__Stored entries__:
[START]

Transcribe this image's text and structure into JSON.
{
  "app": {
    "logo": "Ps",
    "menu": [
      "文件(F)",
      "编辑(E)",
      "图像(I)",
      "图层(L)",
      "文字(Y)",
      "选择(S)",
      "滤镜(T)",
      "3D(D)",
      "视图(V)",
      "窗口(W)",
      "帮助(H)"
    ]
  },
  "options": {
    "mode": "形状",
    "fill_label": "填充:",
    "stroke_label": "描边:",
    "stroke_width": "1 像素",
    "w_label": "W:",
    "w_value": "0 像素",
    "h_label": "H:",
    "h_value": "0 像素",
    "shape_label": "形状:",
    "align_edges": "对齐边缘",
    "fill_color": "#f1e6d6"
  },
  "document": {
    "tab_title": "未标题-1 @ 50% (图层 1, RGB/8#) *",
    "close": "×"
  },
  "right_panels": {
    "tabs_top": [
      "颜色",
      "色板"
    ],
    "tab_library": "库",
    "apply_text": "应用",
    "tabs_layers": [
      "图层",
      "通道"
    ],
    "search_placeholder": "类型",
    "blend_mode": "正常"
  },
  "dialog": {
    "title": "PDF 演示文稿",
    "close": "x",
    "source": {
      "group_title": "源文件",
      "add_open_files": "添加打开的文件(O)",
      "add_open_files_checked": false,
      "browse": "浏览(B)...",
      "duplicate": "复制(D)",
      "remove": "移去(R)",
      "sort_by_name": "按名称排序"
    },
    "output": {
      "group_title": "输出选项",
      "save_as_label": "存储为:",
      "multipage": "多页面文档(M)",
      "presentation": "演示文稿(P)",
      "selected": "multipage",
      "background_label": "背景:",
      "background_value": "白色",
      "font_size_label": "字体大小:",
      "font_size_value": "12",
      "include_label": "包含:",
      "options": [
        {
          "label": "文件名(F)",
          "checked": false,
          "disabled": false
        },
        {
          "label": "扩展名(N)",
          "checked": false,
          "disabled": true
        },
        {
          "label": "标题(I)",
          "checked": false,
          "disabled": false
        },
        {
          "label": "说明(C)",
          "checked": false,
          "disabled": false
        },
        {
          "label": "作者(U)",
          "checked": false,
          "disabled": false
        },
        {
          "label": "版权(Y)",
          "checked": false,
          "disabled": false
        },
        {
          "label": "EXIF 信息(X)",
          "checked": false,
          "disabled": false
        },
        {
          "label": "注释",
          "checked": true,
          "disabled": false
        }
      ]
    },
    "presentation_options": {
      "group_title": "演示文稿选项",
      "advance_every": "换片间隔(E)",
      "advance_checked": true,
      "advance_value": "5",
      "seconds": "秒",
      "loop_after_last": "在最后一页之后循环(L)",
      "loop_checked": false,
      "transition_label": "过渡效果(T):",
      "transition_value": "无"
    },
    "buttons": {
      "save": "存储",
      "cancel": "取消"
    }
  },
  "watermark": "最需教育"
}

[END]

__Written exercise__: Using the data above, print every record exactly as shown.

__Solution__:
Transcribe this image's text and structure into JSON.
{
  "app": {
    "logo": "Ps",
    "menu": [
      "文件(F)",
      "编辑(E)",
      "图像(I)",
      "图层(L)",
      "文字(Y)",
      "选择(S)",
      "滤镜(T)",
      "3D(D)",
      "视图(V)",
      "窗口(W)",
      "帮助(H)"
    ]
  },
  "options": {
    "mode": "形状",
    "fill_label": "填充:",
    "stroke_label": "描边:",
    "stroke_width": "1 像素",
    "w_label": "W:",
    "w_value": "0 像素",
    "h_label": "H:",
    "h_value": "0 像素",
    "shape_label": "形状:",
    "align_edges": "对齐边缘",
    "fill_color": "#f1e6d6"
  },
  "document": {
    "tab_title": "未标题-1 @ 50% (图层 1, RGB/8#) *",
    "close": "×"
  },
  "right_panels": {
    "tabs_top": [
      "颜色",
      "色板"
    ],
    "tab_library": "库",
    "apply_text": "应用",
    "tabs_layers": [
      "图层",
      "通道"
    ],
    "search_placeholder": "类型",
    "blend_mode": "正常"
  },
  "dialog": {
    "title": "PDF 演示文稿",
    "close": "x",
    "source": {
      "group_title": "源文件",
      "add_open_files": "添加打开的文件(O)",
      "add_open_files_checked": false,
      "browse": "浏览(B)...",
      "duplicate": "复制(D)",
      "remove": "移去(R)",
      "sort_by_name": "按名称排序"
    },
    "output": {
      "group_title": "输出选项",
      "save_as_label": "存储为:",
      "multipage": "多页面文档(M)",
      "presentation": "演示文稿(P)",
      "selected": "multipage",
      "background_label": "背景:",
      "background_value": "白色",
      "font_size_label": "字体大小:",
      "font_size_value": "12",
      "include_label": "包含:",
      "options": [
        {
          "label": "文件名(F)",
          "checked": false,
          "disabled": false
        },
        {
          "label": "扩展名(N)",
          "checked": false,
          "disabled": true
        },
        {
          "label": "标题(I)",
          "checked": false,
          "disabled": false
        },
        {
          "label": "说明(C)",
          "checked": false,
          "disabled": false
        },
        {
          "label": "作者(U)",
          "checked": false,
          "disabled": false
        },
        {
          "label": "版权(Y)",
          "checked": false,
          "disabled": false
        },
        {
          "label": "EXIF 信息(X)",
          "checked": false,
          "disabled": false
        },
        {
          "label": "注释",
          "checked": true,
          "disabled": false
        }
      ]
    },
    "presentation_options": {
      "group_title": "演示文稿选项",
      "advance_every": "换片间隔(E)",
      "advance_checked": true,
      "advance_value": "5",
      "seconds": "秒",
      "loop_after_last": "在最后一页之后循环(L)",
      "loop_checked": false,
      "transition_label": "过渡效果(T):",
      "transition_value": "无"
    },
    "buttons": {
      "save": "存储",
      "cancel": "取消"
    }
  },
  "watermark": "最需教育"
}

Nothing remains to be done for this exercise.